Aim of the task
Would you copy out the whole listing exactly as given?

Listed records
────

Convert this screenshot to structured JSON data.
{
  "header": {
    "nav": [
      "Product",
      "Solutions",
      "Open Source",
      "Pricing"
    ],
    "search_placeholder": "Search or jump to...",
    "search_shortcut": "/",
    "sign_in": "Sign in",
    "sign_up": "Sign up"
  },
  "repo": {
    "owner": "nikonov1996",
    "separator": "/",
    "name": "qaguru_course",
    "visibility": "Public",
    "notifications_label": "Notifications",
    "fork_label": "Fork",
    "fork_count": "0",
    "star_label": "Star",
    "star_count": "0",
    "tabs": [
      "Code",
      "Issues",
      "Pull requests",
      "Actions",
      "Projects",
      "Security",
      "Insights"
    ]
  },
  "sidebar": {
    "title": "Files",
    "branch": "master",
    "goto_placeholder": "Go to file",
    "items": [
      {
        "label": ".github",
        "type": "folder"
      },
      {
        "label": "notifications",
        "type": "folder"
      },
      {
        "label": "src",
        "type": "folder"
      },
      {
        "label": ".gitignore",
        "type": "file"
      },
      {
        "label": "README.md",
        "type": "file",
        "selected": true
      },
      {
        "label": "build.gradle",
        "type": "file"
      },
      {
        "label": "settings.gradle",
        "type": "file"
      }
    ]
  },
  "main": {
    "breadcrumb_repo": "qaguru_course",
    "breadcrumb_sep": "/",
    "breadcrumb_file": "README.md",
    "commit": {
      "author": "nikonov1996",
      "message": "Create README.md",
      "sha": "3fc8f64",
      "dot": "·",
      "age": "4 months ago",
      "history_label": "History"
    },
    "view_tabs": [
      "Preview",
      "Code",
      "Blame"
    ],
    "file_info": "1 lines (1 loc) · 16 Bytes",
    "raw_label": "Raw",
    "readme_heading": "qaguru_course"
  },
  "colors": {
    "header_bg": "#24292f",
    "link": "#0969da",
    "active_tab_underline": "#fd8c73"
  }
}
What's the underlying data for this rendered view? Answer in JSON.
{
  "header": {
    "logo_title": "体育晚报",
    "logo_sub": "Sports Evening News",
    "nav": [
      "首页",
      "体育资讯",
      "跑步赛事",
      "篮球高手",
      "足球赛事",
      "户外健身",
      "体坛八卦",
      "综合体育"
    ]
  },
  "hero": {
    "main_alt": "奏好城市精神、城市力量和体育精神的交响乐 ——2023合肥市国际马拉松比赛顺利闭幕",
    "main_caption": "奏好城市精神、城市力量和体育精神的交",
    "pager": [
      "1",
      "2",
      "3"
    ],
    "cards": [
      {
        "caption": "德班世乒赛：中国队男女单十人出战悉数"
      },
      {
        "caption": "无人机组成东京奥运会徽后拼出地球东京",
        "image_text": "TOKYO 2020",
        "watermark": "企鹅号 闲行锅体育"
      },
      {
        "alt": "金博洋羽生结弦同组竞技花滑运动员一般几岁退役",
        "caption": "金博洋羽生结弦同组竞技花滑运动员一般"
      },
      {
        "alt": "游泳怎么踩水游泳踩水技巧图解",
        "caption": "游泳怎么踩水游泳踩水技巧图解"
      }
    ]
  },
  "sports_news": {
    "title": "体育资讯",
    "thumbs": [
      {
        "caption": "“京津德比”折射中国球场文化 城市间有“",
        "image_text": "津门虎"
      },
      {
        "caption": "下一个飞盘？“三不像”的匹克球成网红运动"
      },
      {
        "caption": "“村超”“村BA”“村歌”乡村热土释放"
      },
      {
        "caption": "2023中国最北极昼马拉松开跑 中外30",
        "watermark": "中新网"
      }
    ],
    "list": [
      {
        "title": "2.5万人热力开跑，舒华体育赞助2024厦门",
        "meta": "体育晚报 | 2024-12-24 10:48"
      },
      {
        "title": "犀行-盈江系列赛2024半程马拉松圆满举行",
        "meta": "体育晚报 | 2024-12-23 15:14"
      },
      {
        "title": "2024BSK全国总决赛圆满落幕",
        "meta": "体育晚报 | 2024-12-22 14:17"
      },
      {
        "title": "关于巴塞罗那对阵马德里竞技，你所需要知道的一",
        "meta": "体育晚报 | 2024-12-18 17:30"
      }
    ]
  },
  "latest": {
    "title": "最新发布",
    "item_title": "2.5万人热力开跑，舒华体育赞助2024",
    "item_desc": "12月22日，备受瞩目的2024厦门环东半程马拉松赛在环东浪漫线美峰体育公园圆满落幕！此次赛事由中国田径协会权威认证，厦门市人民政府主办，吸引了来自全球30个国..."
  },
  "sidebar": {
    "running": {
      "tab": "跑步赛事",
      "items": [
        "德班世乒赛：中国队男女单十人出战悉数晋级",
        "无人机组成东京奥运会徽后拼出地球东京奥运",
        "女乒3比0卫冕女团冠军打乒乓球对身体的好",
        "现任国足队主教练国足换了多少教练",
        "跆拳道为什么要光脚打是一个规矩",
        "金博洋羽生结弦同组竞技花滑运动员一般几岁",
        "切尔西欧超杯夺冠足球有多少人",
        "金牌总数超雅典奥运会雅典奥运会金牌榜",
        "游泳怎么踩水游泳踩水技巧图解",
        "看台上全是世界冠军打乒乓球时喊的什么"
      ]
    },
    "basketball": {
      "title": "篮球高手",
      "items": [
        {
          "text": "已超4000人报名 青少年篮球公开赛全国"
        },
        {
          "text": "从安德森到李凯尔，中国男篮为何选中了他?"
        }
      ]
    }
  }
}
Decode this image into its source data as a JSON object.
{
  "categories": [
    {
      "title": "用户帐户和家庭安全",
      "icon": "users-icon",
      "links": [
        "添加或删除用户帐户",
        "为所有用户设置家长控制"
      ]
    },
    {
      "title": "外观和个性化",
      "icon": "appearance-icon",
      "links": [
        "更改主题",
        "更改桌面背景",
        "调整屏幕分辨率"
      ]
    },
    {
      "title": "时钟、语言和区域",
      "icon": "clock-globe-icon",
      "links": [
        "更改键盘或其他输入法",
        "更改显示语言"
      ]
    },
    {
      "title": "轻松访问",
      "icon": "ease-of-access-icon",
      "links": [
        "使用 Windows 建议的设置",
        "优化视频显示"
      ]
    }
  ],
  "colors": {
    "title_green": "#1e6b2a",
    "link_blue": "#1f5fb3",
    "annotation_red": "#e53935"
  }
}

────

Answer for this exercise
Convert this screenshot to structured JSON data.
{
  "header": {
    "nav": [
      "Product",
      "Solutions",
      "Open Source",
      "Pricing"
    ],
    "search_placeholder": "Search or jump to...",
    "search_shortcut": "/",
    "sign_in": "Sign in",
    "sign_up": "Sign up"
  },
  "repo": {
    "owner": "nikonov1996",
    "separator": "/",
    "name": "qaguru_course",
    "visibility": "Public",
    "notifications_label": "Notifications",
    "fork_label": "Fork",
    "fork_count": "0",
    "star_label": "Star",
    "star_count": "0",
    "tabs": [
      "Code",
      "Issues",
      "Pull requests",
      "Actions",
      "Projects",
      "Security",
      "Insights"
    ]
  },
  "sidebar": {
    "title": "Files",
    "branch": "master",
    "goto_placeholder": "Go to file",
    "items": [
      {
        "label": ".github",
        "type": "folder"
      },
      {
        "label": "notifications",
        "type": "folder"
      },
      {
        "label": "src",
        "type": "folder"
      },
      {
        "label": ".gitignore",
        "type": "file"
      },
      {
        "label": "README.md",
        "type": "file",
        "selected": true
      },
      {
        "label": "build.gradle",
        "type": "file"
      },
      {
        "label": "settings.gradle",
        "type": "file"
      }
    ]
  },
  "main": {
    "breadcrumb_repo": "qaguru_course",
    "breadcrumb_sep": "/",
    "breadcrumb_file": "README.md",
    "commit": {
      "author": "nikonov1996",
      "message": "Create README.md",
      "sha": "3fc8f64",
      "dot": "·",
      "age": "4 months ago",
      "history_label": "History"
    },
    "view_tabs": [
      "Preview",
      "Code",
      "Blame"
    ],
    "file_info": "1 lines (1 loc) · 16 Bytes",
    "raw_label": "Raw",
    "readme_heading": "qaguru_course"
  },
  "colors": {
    "header_bg": "#24292f",
    "link": "#0969da",
    "active_tab_underline": "#fd8c73"
  }
}
What's the underlying data for this rendered view? Answer in JSON.
{
  "header": {
    "logo_title": "体育晚报",
    "logo_sub": "Sports Evening News",
    "nav": [
      "首页",
      "体育资讯",
      "跑步赛事",
      "篮球高手",
      "足球赛事",
      "户外健身",
      "体坛八卦",
      "综合体育"
    ]
  },
  "hero": {
    "main_alt": "奏好城市精神、城市力量和体育精神的交响乐 ——2023合肥市国际马拉松比赛顺利闭幕",
    "main_caption": "奏好城市精神、城市力量和体育精神的交",
    "pager": [
      "1",
      "2",
      "3"
    ],
    "cards": [
      {
        "caption": "德班世乒赛：中国队男女单十人出战悉数"
      },
      {
        "caption": "无人机组成东京奥运会徽后拼出地球东京",
        "image_text": "TOKYO 2020",
        "watermark": "企鹅号 闲行锅体育"
      },
      {
        "alt": "金博洋羽生结弦同组竞技花滑运动员一般几岁退役",
        "caption": "金博洋羽生结弦同组竞技花滑运动员一般"
      },
      {
        "alt": "游泳怎么踩水游泳踩水技巧图解",
        "caption": "游泳怎么踩水游泳踩水技巧图解"
      }
    ]
  },
  "sports_news": {
    "title": "体育资讯",
    "thumbs": [
      {
        "caption": "“京津德比”折射中国球场文化 城市间有“",
        "image_text": "津门虎"
      },
      {
        "caption": "下一个飞盘？“三不像”的匹克球成网红运动"
      },
      {
        "caption": "“村超”“村BA”“村歌”乡村热土释放"
      },
      {
        "caption": "2023中国最北极昼马拉松开跑 中外30",
        "watermark": "中新网"
      }
    ],
    "list": [
      {
        "title": "2.5万人热力开跑，舒华体育赞助2024厦门",
        "meta": "体育晚报 | 2024-12-24 10:48"
      },
      {
        "title": "犀行-盈江系列赛2024半程马拉松圆满举行",
        "meta": "体育晚报 | 2024-12-23 15:14"
      },
      {
        "title": "2024BSK全国总决赛圆满落幕",
        "meta": "体育晚报 | 2024-12-22 14:17"
      },
      {
        "title": "关于巴塞罗那对阵马德里竞技，你所需要知道的一",
        "meta": "体育晚报 | 2024-12-18 17:30"
      }
    ]
  },
  "latest": {
    "title": "最新发布",
    "item_title": "2.5万人热力开跑，舒华体育赞助2024",
    "item_desc": "12月22日，备受瞩目的2024厦门环东半程马拉松赛在环东浪漫线美峰体育公园圆满落幕！此次赛事由中国田径协会权威认证，厦门市人民政府主办，吸引了来自全球30个国..."
  },
  "sidebar": {
    "running": {
      "tab": "跑步赛事",
      "items": [
        "德班世乒赛：中国队男女单十人出战悉数晋级",
        "无人机组成东京奥运会徽后拼出地球东京奥运",
        "女乒3比0卫冕女团冠军打乒乓球对身体的好",
        "现任国足队主教练国足换了多少教练",
        "跆拳道为什么要光脚打是一个规矩",
        "金博洋羽生结弦同组竞技花滑运动员一般几岁",
        "切尔西欧超杯夺冠足球有多少人",
        "金牌总数超雅典奥运会雅典奥运会金牌榜",
        "游泳怎么踩水游泳踩水技巧图解",
        "看台上全是世界冠军打乒乓球时喊的什么"
      ]
    },
    "basketball": {
      "title": "篮球高手",
      "items": [
        {
          "text": "已超4000人报名 青少年篮球公开赛全国"
        },
        {
          "text": "从安德森到李凯尔，中国男篮为何选中了他?"
        }
      ]
    }
  }
}
Decode this image into its source data as a JSON object.
{
  "categories": [
    {
      "title": "用户帐户和家庭安全",
      "icon": "users-icon",
      "links": [
        "添加或删除用户帐户",
        "为所有用户设置家长控制"
      ]
    },
    {
      "title": "外观和个性化",
      "icon": "appearance-icon",
      "links": [
        "更改主题",
        "更改桌面背景",
        "调整屏幕分辨率"
      ]
    },
    {
      "title": "时钟、语言和区域",
      "icon": "clock-globe-icon",
      "links": [
        "更改键盘或其他输入法",
        "更改显示语言"
      ]
    },
    {
      "title": "轻松访问",
      "icon": "ease-of-access-icon",
      "links": [
        "使用 Windows 建议的设置",
        "优化视频显示"
      ]
    }
  ],
  "colors": {
    "title_green": "#1e6b2a",
    "link_blue": "#1f5fb3",
    "annotation_red": "#e53935"
  }
}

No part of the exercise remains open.